-- Start Rows --
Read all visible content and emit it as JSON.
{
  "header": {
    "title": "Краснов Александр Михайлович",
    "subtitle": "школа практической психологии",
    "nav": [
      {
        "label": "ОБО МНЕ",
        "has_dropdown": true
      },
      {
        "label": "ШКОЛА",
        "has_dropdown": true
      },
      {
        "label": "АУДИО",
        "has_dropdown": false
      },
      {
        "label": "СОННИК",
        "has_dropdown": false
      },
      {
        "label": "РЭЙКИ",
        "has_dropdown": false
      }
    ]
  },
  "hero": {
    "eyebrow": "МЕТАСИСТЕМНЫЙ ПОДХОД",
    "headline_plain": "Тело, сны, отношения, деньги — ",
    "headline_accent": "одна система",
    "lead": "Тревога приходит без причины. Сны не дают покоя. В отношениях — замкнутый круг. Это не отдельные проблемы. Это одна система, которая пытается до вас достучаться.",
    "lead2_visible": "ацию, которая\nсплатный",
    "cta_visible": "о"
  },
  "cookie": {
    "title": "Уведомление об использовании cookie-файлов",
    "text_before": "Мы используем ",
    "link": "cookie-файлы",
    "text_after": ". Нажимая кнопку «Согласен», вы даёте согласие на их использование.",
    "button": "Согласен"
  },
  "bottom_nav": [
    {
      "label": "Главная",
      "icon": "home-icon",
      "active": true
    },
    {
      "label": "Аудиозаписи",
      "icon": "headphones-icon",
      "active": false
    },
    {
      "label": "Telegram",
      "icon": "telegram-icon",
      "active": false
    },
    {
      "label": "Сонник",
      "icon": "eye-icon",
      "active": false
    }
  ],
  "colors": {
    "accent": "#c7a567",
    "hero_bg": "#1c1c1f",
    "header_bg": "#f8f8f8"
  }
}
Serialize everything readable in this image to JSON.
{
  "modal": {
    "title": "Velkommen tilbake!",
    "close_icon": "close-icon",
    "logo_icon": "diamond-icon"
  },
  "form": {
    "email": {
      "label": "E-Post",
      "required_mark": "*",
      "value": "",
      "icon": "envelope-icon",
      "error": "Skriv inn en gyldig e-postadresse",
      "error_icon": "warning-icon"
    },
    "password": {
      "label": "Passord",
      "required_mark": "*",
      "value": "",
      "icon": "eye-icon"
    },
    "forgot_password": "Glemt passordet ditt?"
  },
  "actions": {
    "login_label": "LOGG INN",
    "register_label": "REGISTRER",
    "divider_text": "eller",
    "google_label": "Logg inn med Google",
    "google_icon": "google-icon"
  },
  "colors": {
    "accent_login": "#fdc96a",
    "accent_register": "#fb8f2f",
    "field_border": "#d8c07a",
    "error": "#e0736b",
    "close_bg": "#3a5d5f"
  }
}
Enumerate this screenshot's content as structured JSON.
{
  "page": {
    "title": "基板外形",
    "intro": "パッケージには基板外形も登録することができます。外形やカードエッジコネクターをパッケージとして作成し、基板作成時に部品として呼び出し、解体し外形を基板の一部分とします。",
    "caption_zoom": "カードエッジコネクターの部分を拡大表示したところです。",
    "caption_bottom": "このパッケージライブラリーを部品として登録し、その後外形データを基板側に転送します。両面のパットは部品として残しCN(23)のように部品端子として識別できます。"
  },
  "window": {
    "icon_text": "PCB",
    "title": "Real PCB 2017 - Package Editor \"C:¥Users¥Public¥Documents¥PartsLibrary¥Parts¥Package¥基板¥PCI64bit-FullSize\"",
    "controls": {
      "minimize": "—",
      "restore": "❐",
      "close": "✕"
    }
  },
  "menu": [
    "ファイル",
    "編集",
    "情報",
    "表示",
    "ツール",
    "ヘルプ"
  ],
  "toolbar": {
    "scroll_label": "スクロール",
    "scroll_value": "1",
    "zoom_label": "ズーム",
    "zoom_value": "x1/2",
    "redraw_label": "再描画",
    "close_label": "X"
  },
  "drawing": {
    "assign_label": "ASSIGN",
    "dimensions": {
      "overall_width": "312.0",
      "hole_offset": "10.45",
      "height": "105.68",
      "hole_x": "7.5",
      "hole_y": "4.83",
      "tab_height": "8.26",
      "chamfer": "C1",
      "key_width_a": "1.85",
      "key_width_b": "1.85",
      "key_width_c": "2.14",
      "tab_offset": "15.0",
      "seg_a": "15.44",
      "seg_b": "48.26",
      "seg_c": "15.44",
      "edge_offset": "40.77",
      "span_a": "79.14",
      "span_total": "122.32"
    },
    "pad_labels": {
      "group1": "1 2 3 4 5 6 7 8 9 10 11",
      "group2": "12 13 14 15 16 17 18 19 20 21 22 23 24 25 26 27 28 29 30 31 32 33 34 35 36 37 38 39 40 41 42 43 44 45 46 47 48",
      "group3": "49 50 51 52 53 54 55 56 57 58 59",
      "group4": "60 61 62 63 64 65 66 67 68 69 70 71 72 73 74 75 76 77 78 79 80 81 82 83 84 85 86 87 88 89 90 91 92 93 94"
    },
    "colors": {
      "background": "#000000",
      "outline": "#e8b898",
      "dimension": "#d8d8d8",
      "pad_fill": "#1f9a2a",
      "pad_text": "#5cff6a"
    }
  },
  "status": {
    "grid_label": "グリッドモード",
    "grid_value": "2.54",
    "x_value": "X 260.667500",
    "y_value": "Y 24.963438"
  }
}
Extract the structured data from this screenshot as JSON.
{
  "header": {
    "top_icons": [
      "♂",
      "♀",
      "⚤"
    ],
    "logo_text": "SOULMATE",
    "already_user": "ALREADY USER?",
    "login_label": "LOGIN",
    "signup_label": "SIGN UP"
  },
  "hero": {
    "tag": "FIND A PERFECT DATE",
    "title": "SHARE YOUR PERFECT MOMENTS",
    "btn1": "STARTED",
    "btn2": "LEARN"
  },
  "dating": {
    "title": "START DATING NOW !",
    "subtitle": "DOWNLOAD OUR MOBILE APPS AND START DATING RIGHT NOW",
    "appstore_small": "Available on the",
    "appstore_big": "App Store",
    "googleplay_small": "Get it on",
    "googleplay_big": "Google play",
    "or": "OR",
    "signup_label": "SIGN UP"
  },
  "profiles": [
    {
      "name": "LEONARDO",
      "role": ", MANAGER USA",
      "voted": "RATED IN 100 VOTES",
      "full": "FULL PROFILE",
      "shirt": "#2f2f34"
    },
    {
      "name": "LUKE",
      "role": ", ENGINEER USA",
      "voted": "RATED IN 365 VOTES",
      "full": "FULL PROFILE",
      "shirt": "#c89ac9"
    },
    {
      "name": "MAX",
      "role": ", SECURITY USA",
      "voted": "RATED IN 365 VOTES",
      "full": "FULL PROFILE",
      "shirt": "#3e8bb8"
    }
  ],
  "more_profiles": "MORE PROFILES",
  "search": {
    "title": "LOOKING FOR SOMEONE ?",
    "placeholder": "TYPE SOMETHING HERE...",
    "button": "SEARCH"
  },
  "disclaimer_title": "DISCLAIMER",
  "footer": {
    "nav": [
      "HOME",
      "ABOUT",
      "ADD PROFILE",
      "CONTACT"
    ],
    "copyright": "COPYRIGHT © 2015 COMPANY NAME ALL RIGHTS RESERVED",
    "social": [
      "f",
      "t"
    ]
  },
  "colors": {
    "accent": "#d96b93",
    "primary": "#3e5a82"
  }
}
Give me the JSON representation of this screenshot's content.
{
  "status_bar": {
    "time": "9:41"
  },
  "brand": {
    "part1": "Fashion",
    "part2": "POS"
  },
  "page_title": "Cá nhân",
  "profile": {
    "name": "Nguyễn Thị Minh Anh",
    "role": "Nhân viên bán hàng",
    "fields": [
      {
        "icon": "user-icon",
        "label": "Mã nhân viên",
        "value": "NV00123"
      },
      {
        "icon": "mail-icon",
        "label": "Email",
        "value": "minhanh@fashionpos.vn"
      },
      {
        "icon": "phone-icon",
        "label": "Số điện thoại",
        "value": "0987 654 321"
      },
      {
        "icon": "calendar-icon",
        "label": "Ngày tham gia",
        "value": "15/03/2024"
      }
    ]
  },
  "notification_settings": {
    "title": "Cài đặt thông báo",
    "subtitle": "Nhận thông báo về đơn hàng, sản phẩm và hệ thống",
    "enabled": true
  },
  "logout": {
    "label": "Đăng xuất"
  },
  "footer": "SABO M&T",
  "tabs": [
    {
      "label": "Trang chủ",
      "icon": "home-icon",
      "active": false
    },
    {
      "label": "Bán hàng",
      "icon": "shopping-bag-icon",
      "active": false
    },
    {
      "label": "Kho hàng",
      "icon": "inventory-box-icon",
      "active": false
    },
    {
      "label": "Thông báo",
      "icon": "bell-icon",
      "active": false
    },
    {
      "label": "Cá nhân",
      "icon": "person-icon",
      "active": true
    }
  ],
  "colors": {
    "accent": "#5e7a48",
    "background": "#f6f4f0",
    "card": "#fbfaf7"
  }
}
-- End Rows --
What needs to be done -
Among the entries above, how many lines hold the word "subtitle"? Reply with only that number.

Completed task -
3